▶ [Problem description]: Return the records, each one exactly as written.

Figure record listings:
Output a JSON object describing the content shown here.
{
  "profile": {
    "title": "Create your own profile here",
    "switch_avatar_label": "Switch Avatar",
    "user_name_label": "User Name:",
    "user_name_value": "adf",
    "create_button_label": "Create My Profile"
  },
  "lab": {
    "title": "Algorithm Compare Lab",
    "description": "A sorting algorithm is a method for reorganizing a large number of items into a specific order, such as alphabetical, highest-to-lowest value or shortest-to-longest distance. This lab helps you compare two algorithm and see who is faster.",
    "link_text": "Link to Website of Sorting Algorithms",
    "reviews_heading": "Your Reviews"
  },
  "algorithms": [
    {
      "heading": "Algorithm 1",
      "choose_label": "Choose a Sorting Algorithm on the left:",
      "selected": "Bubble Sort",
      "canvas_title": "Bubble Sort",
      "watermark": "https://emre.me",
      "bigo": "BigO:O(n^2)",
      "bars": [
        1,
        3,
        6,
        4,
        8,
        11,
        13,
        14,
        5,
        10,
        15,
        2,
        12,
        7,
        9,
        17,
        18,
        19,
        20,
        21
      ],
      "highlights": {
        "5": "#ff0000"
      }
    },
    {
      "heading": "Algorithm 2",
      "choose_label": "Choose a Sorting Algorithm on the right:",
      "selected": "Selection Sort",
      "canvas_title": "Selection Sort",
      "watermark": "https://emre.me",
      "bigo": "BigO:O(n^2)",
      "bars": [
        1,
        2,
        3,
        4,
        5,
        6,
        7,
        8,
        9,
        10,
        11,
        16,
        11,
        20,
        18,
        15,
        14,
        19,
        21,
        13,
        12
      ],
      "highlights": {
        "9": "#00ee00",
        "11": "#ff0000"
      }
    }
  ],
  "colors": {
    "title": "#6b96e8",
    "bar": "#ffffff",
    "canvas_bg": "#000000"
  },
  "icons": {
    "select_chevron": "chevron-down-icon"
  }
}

▶ [Complete answer]:
Output a JSON object describing the content shown here.
{
  "profile": {
    "title": "Create your own profile here",
    "switch_avatar_label": "Switch Avatar",
    "user_name_label": "User Name:",
    "user_name_value": "adf",
    "create_button_label": "Create My Profile"
  },
  "lab": {
    "title": "Algorithm Compare Lab",
    "description": "A sorting algorithm is a method for reorganizing a large number of items into a specific order, such as alphabetical, highest-to-lowest value or shortest-to-longest distance. This lab helps you compare two algorithm and see who is faster.",
    "link_text": "Link to Website of Sorting Algorithms",
    "reviews_heading": "Your Reviews"
  },
  "algorithms": [
    {
      "heading": "Algorithm 1",
      "choose_label": "Choose a Sorting Algorithm on the left:",
      "selected": "Bubble Sort",
      "canvas_title": "Bubble Sort",
      "watermark": "https://emre.me",
      "bigo": "BigO:O(n^2)",
      "bars": [
        1,
        3,
        6,
        4,
        8,
        11,
        13,
        14,
        5,
        10,
        15,
        2,
        12,
        7,
        9,
        17,
        18,
        19,
        20,
        21
      ],
      "highlights": {
        "5": "#ff0000"
      }
    },
    {
      "heading": "Algorithm 2",
      "choose_label": "Choose a Sorting Algorithm on the right:",
      "selected": "Selection Sort",
      "canvas_title": "Selection Sort",
      "watermark": "https://emre.me",
      "bigo": "BigO:O(n^2)",
      "bars": [
        1,
        2,
        3,
        4,
        5,
        6,
        7,
        8,
        9,
        10,
        11,
        16,
        11,
        20,
        18,
        15,
        14,
        19,
        21,
        13,
        12
      ],
      "highlights": {
        "9": "#00ee00",
        "11": "#ff0000"
      }
    }
  ],
  "colors": {
    "title": "#6b96e8",
    "bar": "#ffffff",
    "canvas_bg": "#000000"
  },
  "icons": {
    "select_chevron": "chevron-down-icon"
  }
}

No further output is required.